[Collected data]

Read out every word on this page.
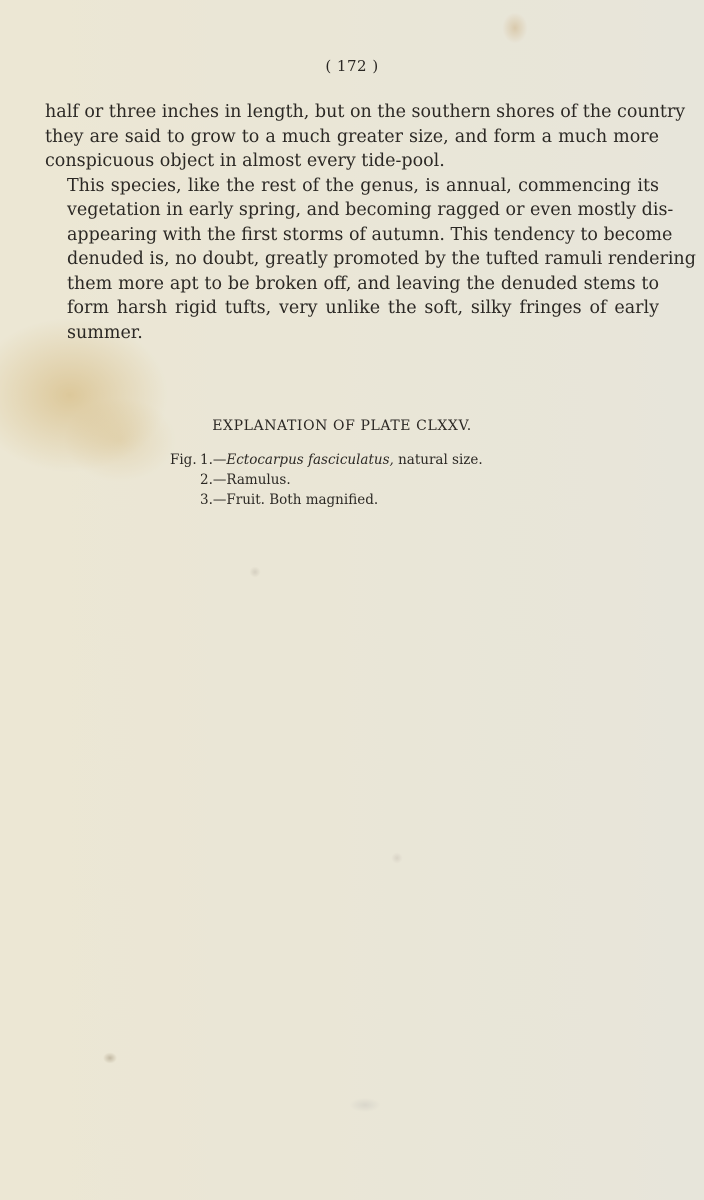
( 172 )

half or three inches in length, but on the southern shores of the country
they are said to grow to a much greater size, and form a much more
conspicuous object in almost every tide-pool.

This species, like the rest of the genus, is annual, commencing its
vegetation in early spring, and becoming ragged or even mostly dis-
appearing with the first storms of autumn. This tendency to become
denuded is, no doubt, greatly promoted by the tufted ramuli rendering
them more apt to be broken off, and leaving the denuded stems to
form harsh rigid tufts, very unlike the soft, silky fringes of early
summer.

EXPLANATION OF PLATE CLXXV.
Fig. 1.—Ectocarpus fasciculatus, natural size.
2.—Ramulus.
3.—Fruit. Both magnified.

* [REQUIREMENTS]: State how many lines in the records above contain the word "size", giving only the number.

* [ANSWER IN FULL]: 2